METTI IN PRATICA:
[1] Cita dall'articolo su Mbappé tutto ciò che va da "Mbappé nella storia: è" fino a "nei Mondiali 2026.".
[2] Secondo l'articolo su Mbappé, contro quale nazionale ha esordito la Francia ai Mondiali 2026?
[3] Prosegui l'articolo sul record di Mbappé a partire dall'ultima frase riportata.

ESTRATTO:
==============================

Mbappé nella storia: è il re dei bomber francesi. Il record al Mondiale e il retroscena su Olise
Kylian Mbappé supera Giroud e diventa il miglior marcatore di sempre della Francia. Le parole del capitano dopo la doppietta al debutto nei Mondiali 2026.

Kylian Mbappé, attaccante del Real Madrid e della nazionale francese (Shutterstock)
Il debutto della Francia ai Mondiali 2026 contro il Senegal porta una firma d'autore indimenticabile: quella di Kylian Mbappé. Il fuoriclasse e capitano dei Bleus ha bagnato l'esordio nella competizione con una doppietta storica, che gli ha permesso di compiere il sorpasso definitivo su Olivier Giroud, diventando ufficialmente il massimo goleador nella storia della nazionale francese. Nella zona mista del SoFi Stadium nel New Jersey, il fuoriclasse ha espresso tutto il suo orgoglio per il traguardo, ribadendo il suo legame viscerale con la maglia transalpina: "Sono felicissimo di poter entrare ancora più a fondo nella storia del mio Paese. È qualcosa che ho sempre desiderato. Ho sempre anteposto la Francia a tutto il resto".
Una dedica speciale per un traguardo leggendario
Nonostante la portata storica del record, Mbappé preferisce mantenere la concentrazione focalizzata sull'obiettivo di squadra, rimandando i festeggiamenti personali a fine carriera. "So esattamente perché sono qui: voglio aiutare il gruppo e continuare a scrivere grandi pagine insieme ai miei compagni. Il cammino sarà lunghissimo, ma siamo pronti", ha spiegato l'attaccante. Nel momento in cui il pallone del record ha gonfiato la rete, il pensiero del numero 10 è volato immediatamente alle tribune: "Ho pensato subito ai miei cari. La mia famiglia, i miei amici, le persone più vicine erano tutte lì allo stadio. Quando si giocano partite così importanti sappiamo che la famiglia si stringe intorno a noi, ed è per loro che segno ogni volta".

==============================

Voci di dati:
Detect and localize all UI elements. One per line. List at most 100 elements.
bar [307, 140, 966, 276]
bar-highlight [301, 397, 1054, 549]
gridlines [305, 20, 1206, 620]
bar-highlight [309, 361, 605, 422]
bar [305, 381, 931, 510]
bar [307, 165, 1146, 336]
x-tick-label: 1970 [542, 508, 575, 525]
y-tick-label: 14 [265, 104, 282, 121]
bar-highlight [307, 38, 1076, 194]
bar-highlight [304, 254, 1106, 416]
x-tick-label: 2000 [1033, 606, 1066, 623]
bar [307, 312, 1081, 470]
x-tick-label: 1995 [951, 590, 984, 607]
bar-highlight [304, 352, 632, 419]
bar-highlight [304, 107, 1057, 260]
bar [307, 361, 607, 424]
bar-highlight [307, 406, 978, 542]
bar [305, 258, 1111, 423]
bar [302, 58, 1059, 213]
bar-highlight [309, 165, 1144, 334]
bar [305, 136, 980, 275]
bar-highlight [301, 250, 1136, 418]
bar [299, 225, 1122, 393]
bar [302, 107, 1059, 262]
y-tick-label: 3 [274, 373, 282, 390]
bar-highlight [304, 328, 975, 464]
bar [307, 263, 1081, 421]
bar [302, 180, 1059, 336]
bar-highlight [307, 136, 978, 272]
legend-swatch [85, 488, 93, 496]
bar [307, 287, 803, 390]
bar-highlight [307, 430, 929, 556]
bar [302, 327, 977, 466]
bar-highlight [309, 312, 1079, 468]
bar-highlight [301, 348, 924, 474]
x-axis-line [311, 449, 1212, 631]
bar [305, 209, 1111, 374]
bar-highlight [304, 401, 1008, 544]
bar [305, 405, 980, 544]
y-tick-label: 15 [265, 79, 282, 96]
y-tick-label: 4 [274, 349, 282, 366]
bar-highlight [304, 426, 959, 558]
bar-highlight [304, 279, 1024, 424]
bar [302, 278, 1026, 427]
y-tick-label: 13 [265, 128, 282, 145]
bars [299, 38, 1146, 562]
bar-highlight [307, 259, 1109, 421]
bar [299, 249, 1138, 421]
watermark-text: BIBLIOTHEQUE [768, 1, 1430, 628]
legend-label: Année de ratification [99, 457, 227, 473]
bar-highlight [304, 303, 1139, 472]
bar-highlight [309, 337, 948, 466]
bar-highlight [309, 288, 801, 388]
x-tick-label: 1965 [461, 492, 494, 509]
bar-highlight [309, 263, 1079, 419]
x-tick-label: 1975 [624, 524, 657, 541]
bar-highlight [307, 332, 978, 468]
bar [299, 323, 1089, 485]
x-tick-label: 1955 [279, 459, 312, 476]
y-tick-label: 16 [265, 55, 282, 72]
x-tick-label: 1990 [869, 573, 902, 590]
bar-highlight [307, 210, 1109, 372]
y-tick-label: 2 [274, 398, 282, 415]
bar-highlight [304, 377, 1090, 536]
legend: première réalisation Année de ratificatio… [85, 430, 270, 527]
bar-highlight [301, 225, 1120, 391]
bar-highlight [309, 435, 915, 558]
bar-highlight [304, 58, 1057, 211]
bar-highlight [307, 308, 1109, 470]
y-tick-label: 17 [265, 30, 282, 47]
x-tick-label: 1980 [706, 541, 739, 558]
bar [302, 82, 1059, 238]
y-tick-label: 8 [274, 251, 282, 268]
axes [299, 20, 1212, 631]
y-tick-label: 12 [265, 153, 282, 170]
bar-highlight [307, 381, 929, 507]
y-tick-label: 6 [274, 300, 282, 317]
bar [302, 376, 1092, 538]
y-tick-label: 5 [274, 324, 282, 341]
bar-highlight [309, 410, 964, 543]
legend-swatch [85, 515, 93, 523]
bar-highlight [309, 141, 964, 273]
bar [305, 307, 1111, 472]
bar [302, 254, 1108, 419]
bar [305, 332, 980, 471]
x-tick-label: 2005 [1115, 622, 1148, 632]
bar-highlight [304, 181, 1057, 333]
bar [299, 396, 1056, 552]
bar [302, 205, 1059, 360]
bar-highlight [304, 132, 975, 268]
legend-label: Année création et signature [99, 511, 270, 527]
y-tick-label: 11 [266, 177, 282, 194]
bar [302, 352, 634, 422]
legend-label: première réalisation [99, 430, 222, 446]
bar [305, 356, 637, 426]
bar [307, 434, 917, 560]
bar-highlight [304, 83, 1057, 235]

==============================

RISPOSTE PER COMPITO:
[1]
Mbappé nella storia: è il re dei bomber francesi. Il record al Mondiale e il retroscena su Olise
Kylian Mbappé supera Giroud e diventa il miglior marcatore di sempre della Francia. Le parole del capitano dopo la doppietta al debutto nei Mondiali 2026.

[2] Contro il Senegal.

[3]
L'intesa immediata con la stella nascente Olise
Oltre al record personale, la sfida contro il Senegal ha messo in mostra la spaventosa chimica in campo tra Mbappé e Michael Olise, destinato a essere uno dei protagonisti assoluti di questa Coppa del Mondo. Il capitano ha speso parole di grande elogio per il compagno di reparto: "Giocare con Michael è facilissimo. È un calciatore che gioca sempre a testa alta, cerca costantemente la verticalizzazione e vuole assistere i compagni. Sapevo che mi avrebbe visto: ogni volta che facevo un movimento, lui provava a servirmi. Non importa se a volte il pallone non arrivava, l'intesa è fantastica".
Piedi per terra: "I giovani erano nervosi, dobbiamo migliorare"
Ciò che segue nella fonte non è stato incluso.